Records from a collection of figures:
• • • • •
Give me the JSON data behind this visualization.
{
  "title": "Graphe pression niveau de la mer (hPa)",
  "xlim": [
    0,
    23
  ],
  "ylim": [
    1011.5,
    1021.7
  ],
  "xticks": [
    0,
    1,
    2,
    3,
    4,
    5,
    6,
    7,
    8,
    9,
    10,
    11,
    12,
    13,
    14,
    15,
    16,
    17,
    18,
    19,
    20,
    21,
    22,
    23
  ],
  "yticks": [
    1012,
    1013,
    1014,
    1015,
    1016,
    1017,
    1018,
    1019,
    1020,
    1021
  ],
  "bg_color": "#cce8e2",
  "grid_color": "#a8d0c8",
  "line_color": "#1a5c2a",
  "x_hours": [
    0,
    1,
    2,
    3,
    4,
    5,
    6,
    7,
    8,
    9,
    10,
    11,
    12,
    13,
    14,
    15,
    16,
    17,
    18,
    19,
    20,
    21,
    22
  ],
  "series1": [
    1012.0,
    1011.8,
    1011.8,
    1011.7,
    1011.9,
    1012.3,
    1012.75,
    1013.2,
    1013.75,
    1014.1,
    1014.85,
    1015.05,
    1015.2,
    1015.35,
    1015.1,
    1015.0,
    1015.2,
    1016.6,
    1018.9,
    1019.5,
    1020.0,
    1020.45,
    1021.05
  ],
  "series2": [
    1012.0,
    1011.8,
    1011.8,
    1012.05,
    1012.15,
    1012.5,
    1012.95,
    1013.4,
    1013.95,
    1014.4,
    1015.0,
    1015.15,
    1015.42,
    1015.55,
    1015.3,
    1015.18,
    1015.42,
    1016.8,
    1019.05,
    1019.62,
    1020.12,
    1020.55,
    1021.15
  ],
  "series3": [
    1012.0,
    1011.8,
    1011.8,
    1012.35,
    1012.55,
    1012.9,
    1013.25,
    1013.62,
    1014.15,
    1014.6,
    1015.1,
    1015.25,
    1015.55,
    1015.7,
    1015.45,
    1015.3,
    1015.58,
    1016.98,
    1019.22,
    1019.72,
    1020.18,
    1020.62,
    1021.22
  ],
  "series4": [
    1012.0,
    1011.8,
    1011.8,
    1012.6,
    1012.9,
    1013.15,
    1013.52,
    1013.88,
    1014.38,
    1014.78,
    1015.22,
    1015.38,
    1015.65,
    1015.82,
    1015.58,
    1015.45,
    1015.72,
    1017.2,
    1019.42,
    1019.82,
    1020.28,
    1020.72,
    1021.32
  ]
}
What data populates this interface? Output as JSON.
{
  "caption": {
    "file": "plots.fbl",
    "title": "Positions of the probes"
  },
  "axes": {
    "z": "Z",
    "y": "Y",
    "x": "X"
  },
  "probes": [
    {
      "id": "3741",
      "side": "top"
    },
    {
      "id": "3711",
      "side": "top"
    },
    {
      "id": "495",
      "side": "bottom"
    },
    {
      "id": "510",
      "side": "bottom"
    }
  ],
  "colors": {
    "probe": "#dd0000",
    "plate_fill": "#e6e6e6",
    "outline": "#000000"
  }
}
• • • • •
### [The task]
Your answer should be a single number: the count of lines in these records that hold the string "title".

### [Exercise result]
2